Records
* * * * *

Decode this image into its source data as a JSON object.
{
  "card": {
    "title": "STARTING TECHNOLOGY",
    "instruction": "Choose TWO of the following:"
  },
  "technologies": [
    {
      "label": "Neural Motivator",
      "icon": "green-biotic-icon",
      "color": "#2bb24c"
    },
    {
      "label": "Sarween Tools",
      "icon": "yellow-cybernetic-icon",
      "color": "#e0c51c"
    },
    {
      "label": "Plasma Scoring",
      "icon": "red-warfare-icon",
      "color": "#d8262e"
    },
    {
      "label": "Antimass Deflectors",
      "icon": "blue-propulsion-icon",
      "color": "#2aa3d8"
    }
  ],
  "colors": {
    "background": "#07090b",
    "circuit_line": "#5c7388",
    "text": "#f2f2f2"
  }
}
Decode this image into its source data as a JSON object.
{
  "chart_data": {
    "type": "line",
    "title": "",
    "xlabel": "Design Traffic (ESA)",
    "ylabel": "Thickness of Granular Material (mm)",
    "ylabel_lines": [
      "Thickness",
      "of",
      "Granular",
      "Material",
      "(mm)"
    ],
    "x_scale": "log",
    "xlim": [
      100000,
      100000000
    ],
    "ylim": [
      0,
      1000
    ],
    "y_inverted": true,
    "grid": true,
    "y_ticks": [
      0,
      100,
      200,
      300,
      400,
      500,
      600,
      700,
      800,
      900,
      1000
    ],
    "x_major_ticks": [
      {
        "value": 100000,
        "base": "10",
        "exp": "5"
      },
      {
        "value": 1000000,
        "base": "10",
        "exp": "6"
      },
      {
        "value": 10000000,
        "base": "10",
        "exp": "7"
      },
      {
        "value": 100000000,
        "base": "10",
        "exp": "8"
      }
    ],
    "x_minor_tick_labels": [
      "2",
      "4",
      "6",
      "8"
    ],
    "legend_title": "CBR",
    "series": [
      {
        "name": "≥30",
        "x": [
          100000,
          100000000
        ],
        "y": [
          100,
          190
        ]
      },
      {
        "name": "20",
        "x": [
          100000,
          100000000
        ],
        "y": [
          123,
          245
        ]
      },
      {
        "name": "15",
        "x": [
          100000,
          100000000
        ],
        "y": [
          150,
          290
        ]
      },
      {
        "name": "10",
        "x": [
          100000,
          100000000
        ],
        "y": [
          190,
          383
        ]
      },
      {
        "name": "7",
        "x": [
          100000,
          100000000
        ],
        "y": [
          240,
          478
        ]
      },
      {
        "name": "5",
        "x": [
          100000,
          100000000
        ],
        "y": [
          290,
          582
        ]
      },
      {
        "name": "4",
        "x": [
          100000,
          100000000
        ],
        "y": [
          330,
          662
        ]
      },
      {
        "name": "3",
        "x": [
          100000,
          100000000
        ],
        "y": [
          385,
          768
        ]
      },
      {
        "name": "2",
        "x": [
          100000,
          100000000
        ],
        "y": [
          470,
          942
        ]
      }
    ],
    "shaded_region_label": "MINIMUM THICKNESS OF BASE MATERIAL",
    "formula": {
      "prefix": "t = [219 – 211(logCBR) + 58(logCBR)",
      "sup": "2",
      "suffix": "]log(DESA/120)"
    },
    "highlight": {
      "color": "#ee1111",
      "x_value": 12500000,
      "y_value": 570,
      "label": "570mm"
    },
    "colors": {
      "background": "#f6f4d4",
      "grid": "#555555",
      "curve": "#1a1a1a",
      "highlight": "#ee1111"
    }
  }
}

* * * * *

- DIRECTION:
Each entry above is to be quoted exactly.

- THE COMPLETED TASK:
Decode this image into its source data as a JSON object.
{
  "card": {
    "title": "STARTING TECHNOLOGY",
    "instruction": "Choose TWO of the following:"
  },
  "technologies": [
    {
      "label": "Neural Motivator",
      "icon": "green-biotic-icon",
      "color": "#2bb24c"
    },
    {
      "label": "Sarween Tools",
      "icon": "yellow-cybernetic-icon",
      "color": "#e0c51c"
    },
    {
      "label": "Plasma Scoring",
      "icon": "red-warfare-icon",
      "color": "#d8262e"
    },
    {
      "label": "Antimass Deflectors",
      "icon": "blue-propulsion-icon",
      "color": "#2aa3d8"
    }
  ],
  "colors": {
    "background": "#07090b",
    "circuit_line": "#5c7388",
    "text": "#f2f2f2"
  }
}
Decode this image into its source data as a JSON object.
{
  "chart_data": {
    "type": "line",
    "title": "",
    "xlabel": "Design Traffic (ESA)",
    "ylabel": "Thickness of Granular Material (mm)",
    "ylabel_lines": [
      "Thickness",
      "of",
      "Granular",
      "Material",
      "(mm)"
    ],
    "x_scale": "log",
    "xlim": [
      100000,
      100000000
    ],
    "ylim": [
      0,
      1000
    ],
    "y_inverted": true,
    "grid": true,
    "y_ticks": [
      0,
      100,
      200,
      300,
      400,
      500,
      600,
      700,
      800,
      900,
      1000
    ],
    "x_major_ticks": [
      {
        "value": 100000,
        "base": "10",
        "exp": "5"
      },
      {
        "value": 1000000,
        "base": "10",
        "exp": "6"
      },
      {
        "value": 10000000,
        "base": "10",
        "exp": "7"
      },
      {
        "value": 100000000,
        "base": "10",
        "exp": "8"
      }
    ],
    "x_minor_tick_labels": [
      "2",
      "4",
      "6",
      "8"
    ],
    "legend_title": "CBR",
    "series": [
      {
        "name": "≥30",
        "x": [
          100000,
          100000000
        ],
        "y": [
          100,
          190
        ]
      },
      {
        "name": "20",
        "x": [
          100000,
          100000000
        ],
        "y": [
          123,
          245
        ]
      },
      {
        "name": "15",
        "x": [
          100000,
          100000000
        ],
        "y": [
          150,
          290
        ]
      },
      {
        "name": "10",
        "x": [
          100000,
          100000000
        ],
        "y": [
          190,
          383
        ]
      },
      {
        "name": "7",
        "x": [
          100000,
          100000000
        ],
        "y": [
          240,
          478
        ]
      },
      {
        "name": "5",
        "x": [
          100000,
          100000000
        ],
        "y": [
          290,
          582
        ]
      },
      {
        "name": "4",
        "x": [
          100000,
          100000000
        ],
        "y": [
          330,
          662
        ]
      },
      {
        "name": "3",
        "x": [
          100000,
          100000000
        ],
        "y": [
          385,
          768
        ]
      },
      {
        "name": "2",
        "x": [
          100000,
          100000000
        ],
        "y": [
          470,
          942
        ]
      }
    ],
    "shaded_region_label": "MINIMUM THICKNESS OF BASE MATERIAL",
    "formula": {
      "prefix": "t = [219 – 211(logCBR) + 58(logCBR)",
      "sup": "2",
      "suffix": "]log(DESA/120)"
    },
    "highlight": {
      "color": "#ee1111",
      "x_value": 12500000,
      "y_value": 570,
      "label": "570mm"
    },
    "colors": {
      "background": "#f6f4d4",
      "grid": "#555555",
      "curve": "#1a1a1a",
      "highlight": "#ee1111"
    }
  }
}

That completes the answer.